Records from a dataset:

════════════════

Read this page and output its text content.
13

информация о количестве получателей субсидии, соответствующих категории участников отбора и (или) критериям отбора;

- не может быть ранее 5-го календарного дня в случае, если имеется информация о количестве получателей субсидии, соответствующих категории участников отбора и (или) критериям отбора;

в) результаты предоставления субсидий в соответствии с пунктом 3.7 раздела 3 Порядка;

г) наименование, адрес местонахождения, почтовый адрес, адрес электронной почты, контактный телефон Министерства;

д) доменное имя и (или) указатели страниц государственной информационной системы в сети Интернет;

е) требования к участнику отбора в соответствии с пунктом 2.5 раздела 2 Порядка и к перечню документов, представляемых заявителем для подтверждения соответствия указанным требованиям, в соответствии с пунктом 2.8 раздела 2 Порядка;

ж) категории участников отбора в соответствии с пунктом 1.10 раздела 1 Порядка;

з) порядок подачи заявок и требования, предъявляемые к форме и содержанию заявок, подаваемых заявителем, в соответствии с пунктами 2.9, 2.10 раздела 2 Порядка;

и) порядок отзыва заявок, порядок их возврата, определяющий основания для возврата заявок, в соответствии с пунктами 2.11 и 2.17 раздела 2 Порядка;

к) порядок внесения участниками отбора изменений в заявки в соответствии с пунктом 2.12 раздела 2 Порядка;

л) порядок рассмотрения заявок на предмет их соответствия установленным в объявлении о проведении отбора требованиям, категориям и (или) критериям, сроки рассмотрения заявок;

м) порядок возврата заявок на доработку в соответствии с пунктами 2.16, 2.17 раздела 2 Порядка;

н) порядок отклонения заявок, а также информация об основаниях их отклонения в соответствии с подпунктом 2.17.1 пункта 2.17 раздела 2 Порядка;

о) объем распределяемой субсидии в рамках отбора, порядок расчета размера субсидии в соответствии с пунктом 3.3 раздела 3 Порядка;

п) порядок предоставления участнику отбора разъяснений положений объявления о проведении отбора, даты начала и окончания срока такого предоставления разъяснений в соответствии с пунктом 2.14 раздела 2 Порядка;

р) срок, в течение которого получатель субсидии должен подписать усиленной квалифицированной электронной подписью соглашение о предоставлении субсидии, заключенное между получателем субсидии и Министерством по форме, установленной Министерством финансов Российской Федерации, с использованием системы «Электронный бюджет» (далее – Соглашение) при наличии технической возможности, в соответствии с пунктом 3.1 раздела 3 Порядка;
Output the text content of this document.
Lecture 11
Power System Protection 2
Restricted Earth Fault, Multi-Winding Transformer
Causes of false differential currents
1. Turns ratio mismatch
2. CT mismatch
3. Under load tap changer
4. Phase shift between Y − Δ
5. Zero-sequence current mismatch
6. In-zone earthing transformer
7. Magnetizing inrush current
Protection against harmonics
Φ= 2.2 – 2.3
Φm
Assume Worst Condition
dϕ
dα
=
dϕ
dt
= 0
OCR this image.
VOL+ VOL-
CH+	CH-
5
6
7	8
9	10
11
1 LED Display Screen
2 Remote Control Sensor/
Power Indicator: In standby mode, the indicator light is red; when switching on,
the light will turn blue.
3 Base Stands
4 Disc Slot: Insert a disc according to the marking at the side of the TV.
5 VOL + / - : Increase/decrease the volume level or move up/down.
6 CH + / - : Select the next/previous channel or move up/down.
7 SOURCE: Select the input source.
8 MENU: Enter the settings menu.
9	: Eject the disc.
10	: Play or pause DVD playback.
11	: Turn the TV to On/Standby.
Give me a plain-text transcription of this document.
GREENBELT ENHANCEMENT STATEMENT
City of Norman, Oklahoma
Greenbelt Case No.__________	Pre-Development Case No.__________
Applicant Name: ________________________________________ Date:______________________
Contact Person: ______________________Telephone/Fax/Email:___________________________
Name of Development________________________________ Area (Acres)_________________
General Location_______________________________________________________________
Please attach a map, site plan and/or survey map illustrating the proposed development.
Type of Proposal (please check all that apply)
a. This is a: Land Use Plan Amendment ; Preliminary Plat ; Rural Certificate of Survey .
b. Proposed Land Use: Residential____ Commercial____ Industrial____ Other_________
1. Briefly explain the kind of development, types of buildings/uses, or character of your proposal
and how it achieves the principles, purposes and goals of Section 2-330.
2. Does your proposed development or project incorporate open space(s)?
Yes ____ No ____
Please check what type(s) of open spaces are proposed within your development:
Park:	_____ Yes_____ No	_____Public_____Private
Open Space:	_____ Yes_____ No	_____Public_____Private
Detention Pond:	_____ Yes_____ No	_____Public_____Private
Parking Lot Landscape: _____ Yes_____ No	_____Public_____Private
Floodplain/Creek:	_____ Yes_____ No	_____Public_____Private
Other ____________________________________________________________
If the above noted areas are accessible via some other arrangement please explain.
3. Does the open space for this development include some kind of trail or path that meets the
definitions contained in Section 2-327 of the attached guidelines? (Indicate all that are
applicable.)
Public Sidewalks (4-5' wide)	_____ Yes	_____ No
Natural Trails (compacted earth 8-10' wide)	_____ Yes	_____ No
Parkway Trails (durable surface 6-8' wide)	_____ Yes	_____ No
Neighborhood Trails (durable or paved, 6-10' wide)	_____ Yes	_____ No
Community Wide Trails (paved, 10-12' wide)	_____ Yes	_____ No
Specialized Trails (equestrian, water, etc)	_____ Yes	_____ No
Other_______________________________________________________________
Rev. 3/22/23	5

════════════════

● WRITTEN INSTRUCTION:
Repeat the data precisely, line by line.

● ANSWER:
Read this page and output its text content.
13

информация о количестве получателей субсидии, соответствующих категории участников отбора и (или) критериям отбора;

- не может быть ранее 5-го календарного дня в случае, если имеется информация о количестве получателей субсидии, соответствующих категории участников отбора и (или) критериям отбора;

в) результаты предоставления субсидий в соответствии с пунктом 3.7 раздела 3 Порядка;

г) наименование, адрес местонахождения, почтовый адрес, адрес электронной почты, контактный телефон Министерства;

д) доменное имя и (или) указатели страниц государственной информационной системы в сети Интернет;

е) требования к участнику отбора в соответствии с пунктом 2.5 раздела 2 Порядка и к перечню документов, представляемых заявителем для подтверждения соответствия указанным требованиям, в соответствии с пунктом 2.8 раздела 2 Порядка;

ж) категории участников отбора в соответствии с пунктом 1.10 раздела 1 Порядка;

з) порядок подачи заявок и требования, предъявляемые к форме и содержанию заявок, подаваемых заявителем, в соответствии с пунктами 2.9, 2.10 раздела 2 Порядка;

и) порядок отзыва заявок, порядок их возврата, определяющий основания для возврата заявок, в соответствии с пунктами 2.11 и 2.17 раздела 2 Порядка;

к) порядок внесения участниками отбора изменений в заявки в соответствии с пунктом 2.12 раздела 2 Порядка;

л) порядок рассмотрения заявок на предмет их соответствия установленным в объявлении о проведении отбора требованиям, категориям и (или) критериям, сроки рассмотрения заявок;

м) порядок возврата заявок на доработку в соответствии с пунктами 2.16, 2.17 раздела 2 Порядка;

н) порядок отклонения заявок, а также информация об основаниях их отклонения в соответствии с подпунктом 2.17.1 пункта 2.17 раздела 2 Порядка;

о) объем распределяемой субсидии в рамках отбора, порядок расчета размера субсидии в соответствии с пунктом 3.3 раздела 3 Порядка;

п) порядок предоставления участнику отбора разъяснений положений объявления о проведении отбора, даты начала и окончания срока такого предоставления разъяснений в соответствии с пунктом 2.14 раздела 2 Порядка;

р) срок, в течение которого получатель субсидии должен подписать усиленной квалифицированной электронной подписью соглашение о предоставлении субсидии, заключенное между получателем субсидии и Министерством по форме, установленной Министерством финансов Российской Федерации, с использованием системы «Электронный бюджет» (далее – Соглашение) при наличии технической возможности, в соответствии с пунктом 3.1 раздела 3 Порядка;
Output the text content of this document.
Lecture 11
Power System Protection 2
Restricted Earth Fault, Multi-Winding Transformer
Causes of false differential currents
1. Turns ratio mismatch
2. CT mismatch
3. Under load tap changer
4. Phase shift between Y − Δ
5. Zero-sequence current mismatch
6. In-zone earthing transformer
7. Magnetizing inrush current
Protection against harmonics
Φ= 2.2 – 2.3
Φm
Assume Worst Condition
dϕ
dα
=
dϕ
dt
= 0
OCR this image.
VOL+ VOL-
CH+	CH-
5
6
7	8
9	10
11
1 LED Display Screen
2 Remote Control Sensor/
Power Indicator: In standby mode, the indicator light is red; when switching on,
the light will turn blue.
3 Base Stands
4 Disc Slot: Insert a disc according to the marking at the side of the TV.
5 VOL + / - : Increase/decrease the volume level or move up/down.
6 CH + / - : Select the next/previous channel or move up/down.
7 SOURCE: Select the input source.
8 MENU: Enter the settings menu.
9	: Eject the disc.
10	: Play or pause DVD playback.
11	: Turn the TV to On/Standby.
Give me a plain-text transcription of this document.
GREENBELT ENHANCEMENT STATEMENT
City of Norman, Oklahoma
Greenbelt Case No.__________	Pre-Development Case No.__________
Applicant Name: ________________________________________ Date:______________________
Contact Person: ______________________Telephone/Fax/Email:___________________________
Name of Development________________________________ Area (Acres)_________________
General Location_______________________________________________________________
Please attach a map, site plan and/or survey map illustrating the proposed development.
Type of Proposal (please check all that apply)
a. This is a: Land Use Plan Amendment ; Preliminary Plat ; Rural Certificate of Survey .
b. Proposed Land Use: Residential____ Commercial____ Industrial____ Other_________
1. Briefly explain the kind of development, types of buildings/uses, or character of your proposal
and how it achieves the principles, purposes and goals of Section 2-330.
2. Does your proposed development or project incorporate open space(s)?
Yes ____ No ____
Please check what type(s) of open spaces are proposed within your development:
Park:	_____ Yes_____ No	_____Public_____Private
Open Space:	_____ Yes_____ No	_____Public_____Private
Detention Pond:	_____ Yes_____ No	_____Public_____Private
Parking Lot Landscape: _____ Yes_____ No	_____Public_____Private
Floodplain/Creek:	_____ Yes_____ No	_____Public_____Private
Other ____________________________________________________________
If the above noted areas are accessible via some other arrangement please explain.
3. Does the open space for this development include some kind of trail or path that meets the
definitions contained in Section 2-327 of the attached guidelines? (Indicate all that are
applicable.)
Public Sidewalks (4-5' wide)	_____ Yes	_____ No
Natural Trails (compacted earth 8-10' wide)	_____ Yes	_____ No
Parkway Trails (durable surface 6-8' wide)	_____ Yes	_____ No
Neighborhood Trails (durable or paved, 6-10' wide)	_____ Yes	_____ No
Community Wide Trails (paved, 10-12' wide)	_____ Yes	_____ No
Specialized Trails (equestrian, water, etc)	_____ Yes	_____ No
Other_______________________________________________________________
Rev. 3/22/23	5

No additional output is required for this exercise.